Job
Write out the entire listing below exactly, with the pictures left out.

(Collection entries)
——————————

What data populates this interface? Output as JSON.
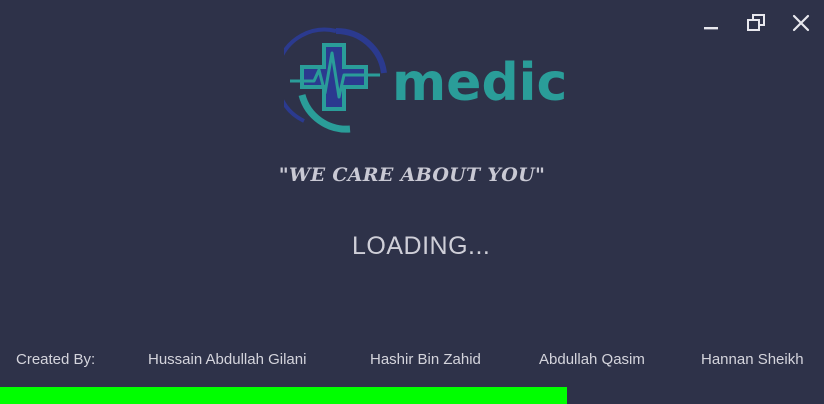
{
  "app": {
    "brand": "medic",
    "tagline": "\"WE CARE ABOUT YOU\"",
    "status_text": "LOADING..."
  },
  "window_controls": {
    "minimize_icon": "minimize-icon",
    "restore_icon": "restore-icon",
    "close_icon": "close-icon"
  },
  "credits": {
    "label": "Created By:",
    "authors": [
      "Hussain Abdullah Gilani",
      "Hashir Bin Zahid",
      "Abdullah Qasim",
      "Hannan Sheikh"
    ]
  },
  "progress": {
    "fraction": 0.688
  },
  "colors": {
    "background": "#2e3249",
    "brand_teal": "#2a9d99",
    "brand_blue": "#2b3a8f",
    "progress": "#00ff00",
    "text": "#d4d4dc"
  }
}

——————————

Output
What data populates this interface? Output as JSON.
{
  "app": {
    "brand": "medic",
    "tagline": "\"WE CARE ABOUT YOU\"",
    "status_text": "LOADING..."
  },
  "window_controls": {
    "minimize_icon": "minimize-icon",
    "restore_icon": "restore-icon",
    "close_icon": "close-icon"
  },
  "credits": {
    "label": "Created By:",
    "authors": [
      "Hussain Abdullah Gilani",
      "Hashir Bin Zahid",
      "Abdullah Qasim",
      "Hannan Sheikh"
    ]
  },
  "progress": {
    "fraction": 0.688
  },
  "colors": {
    "background": "#2e3249",
    "brand_teal": "#2a9d99",
    "brand_blue": "#2b3a8f",
    "progress": "#00ff00",
    "text": "#d4d4dc"
  }
}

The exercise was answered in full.